> Stated exercise
Write the records out again, keeping each line exactly as it is.

---*---

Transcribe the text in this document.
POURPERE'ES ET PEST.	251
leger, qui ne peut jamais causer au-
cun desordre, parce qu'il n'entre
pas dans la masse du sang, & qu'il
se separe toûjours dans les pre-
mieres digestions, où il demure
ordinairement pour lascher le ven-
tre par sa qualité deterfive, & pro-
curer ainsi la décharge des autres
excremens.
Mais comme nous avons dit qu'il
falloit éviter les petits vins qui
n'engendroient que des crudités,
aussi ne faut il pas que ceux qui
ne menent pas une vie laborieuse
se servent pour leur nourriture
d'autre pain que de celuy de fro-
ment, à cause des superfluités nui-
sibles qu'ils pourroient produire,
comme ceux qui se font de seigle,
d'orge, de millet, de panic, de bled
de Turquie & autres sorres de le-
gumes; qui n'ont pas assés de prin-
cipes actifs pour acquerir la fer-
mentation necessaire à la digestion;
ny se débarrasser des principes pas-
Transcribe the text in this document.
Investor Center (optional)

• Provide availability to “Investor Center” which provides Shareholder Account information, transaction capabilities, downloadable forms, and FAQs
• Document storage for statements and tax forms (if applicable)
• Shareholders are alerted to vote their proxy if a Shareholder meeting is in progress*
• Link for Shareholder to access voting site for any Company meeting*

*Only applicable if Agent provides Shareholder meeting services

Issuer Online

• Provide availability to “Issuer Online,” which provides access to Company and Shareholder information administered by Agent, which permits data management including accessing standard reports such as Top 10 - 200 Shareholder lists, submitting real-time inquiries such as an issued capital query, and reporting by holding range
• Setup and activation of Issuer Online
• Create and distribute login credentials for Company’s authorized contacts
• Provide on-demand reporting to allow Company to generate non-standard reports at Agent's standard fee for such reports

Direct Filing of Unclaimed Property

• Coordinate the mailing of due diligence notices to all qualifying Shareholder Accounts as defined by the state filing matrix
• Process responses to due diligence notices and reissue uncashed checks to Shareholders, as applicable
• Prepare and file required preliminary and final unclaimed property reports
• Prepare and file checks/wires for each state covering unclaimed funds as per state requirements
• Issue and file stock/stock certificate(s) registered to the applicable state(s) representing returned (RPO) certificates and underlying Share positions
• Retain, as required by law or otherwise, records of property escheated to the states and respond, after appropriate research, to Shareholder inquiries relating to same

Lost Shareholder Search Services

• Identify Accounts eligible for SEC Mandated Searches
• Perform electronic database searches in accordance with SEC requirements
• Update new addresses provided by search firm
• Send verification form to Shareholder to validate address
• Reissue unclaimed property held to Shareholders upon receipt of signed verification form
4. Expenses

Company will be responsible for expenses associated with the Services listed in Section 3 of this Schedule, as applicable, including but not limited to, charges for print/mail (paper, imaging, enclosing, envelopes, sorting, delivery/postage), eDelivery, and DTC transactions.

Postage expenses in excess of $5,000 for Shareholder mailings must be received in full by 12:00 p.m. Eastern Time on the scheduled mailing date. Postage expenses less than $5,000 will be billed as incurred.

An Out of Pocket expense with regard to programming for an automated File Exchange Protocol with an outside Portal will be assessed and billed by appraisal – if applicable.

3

---*---

> The output
Transcribe the text in this document.
POURPERE'ES ET PEST.	251
leger, qui ne peut jamais causer au-
cun desordre, parce qu'il n'entre
pas dans la masse du sang, & qu'il
se separe toûjours dans les pre-
mieres digestions, où il demure
ordinairement pour lascher le ven-
tre par sa qualité deterfive, & pro-
curer ainsi la décharge des autres
excremens.
Mais comme nous avons dit qu'il
falloit éviter les petits vins qui
n'engendroient que des crudités,
aussi ne faut il pas que ceux qui
ne menent pas une vie laborieuse
se servent pour leur nourriture
d'autre pain que de celuy de fro-
ment, à cause des superfluités nui-
sibles qu'ils pourroient produire,
comme ceux qui se font de seigle,
d'orge, de millet, de panic, de bled
de Turquie & autres sorres de le-
gumes; qui n'ont pas assés de prin-
cipes actifs pour acquerir la fer-
mentation necessaire à la digestion;
ny se débarrasser des principes pas-
Transcribe the text in this document.
Investor Center (optional)

• Provide availability to “Investor Center” which provides Shareholder Account information, transaction capabilities, downloadable forms, and FAQs
• Document storage for statements and tax forms (if applicable)
• Shareholders are alerted to vote their proxy if a Shareholder meeting is in progress*
• Link for Shareholder to access voting site for any Company meeting*

*Only applicable if Agent provides Shareholder meeting services

Issuer Online

• Provide availability to “Issuer Online,” which provides access to Company and Shareholder information administered by Agent, which permits data management including accessing standard reports such as Top 10 - 200 Shareholder lists, submitting real-time inquiries such as an issued capital query, and reporting by holding range
• Setup and activation of Issuer Online
• Create and distribute login credentials for Company’s authorized contacts
• Provide on-demand reporting to allow Company to generate non-standard reports at Agent's standard fee for such reports

Direct Filing of Unclaimed Property

• Coordinate the mailing of due diligence notices to all qualifying Shareholder Accounts as defined by the state filing matrix
• Process responses to due diligence notices and reissue uncashed checks to Shareholders, as applicable
• Prepare and file required preliminary and final unclaimed property reports
• Prepare and file checks/wires for each state covering unclaimed funds as per state requirements
• Issue and file stock/stock certificate(s) registered to the applicable state(s) representing returned (RPO) certificates and underlying Share positions
• Retain, as required by law or otherwise, records of property escheated to the states and respond, after appropriate research, to Shareholder inquiries relating to same

Lost Shareholder Search Services

• Identify Accounts eligible for SEC Mandated Searches
• Perform electronic database searches in accordance with SEC requirements
• Update new addresses provided by search firm
• Send verification form to Shareholder to validate address
• Reissue unclaimed property held to Shareholders upon receipt of signed verification form
4. Expenses

Company will be responsible for expenses associated with the Services listed in Section 3 of this Schedule, as applicable, including but not limited to, charges for print/mail (paper, imaging, enclosing, envelopes, sorting, delivery/postage), eDelivery, and DTC transactions.

Postage expenses in excess of $5,000 for Shareholder mailings must be received in full by 12:00 p.m. Eastern Time on the scheduled mailing date. Postage expenses less than $5,000 will be billed as incurred.

An Out of Pocket expense with regard to programming for an automated File Exchange Protocol with an outside Portal will be assessed and billed by appraisal – if applicable.

3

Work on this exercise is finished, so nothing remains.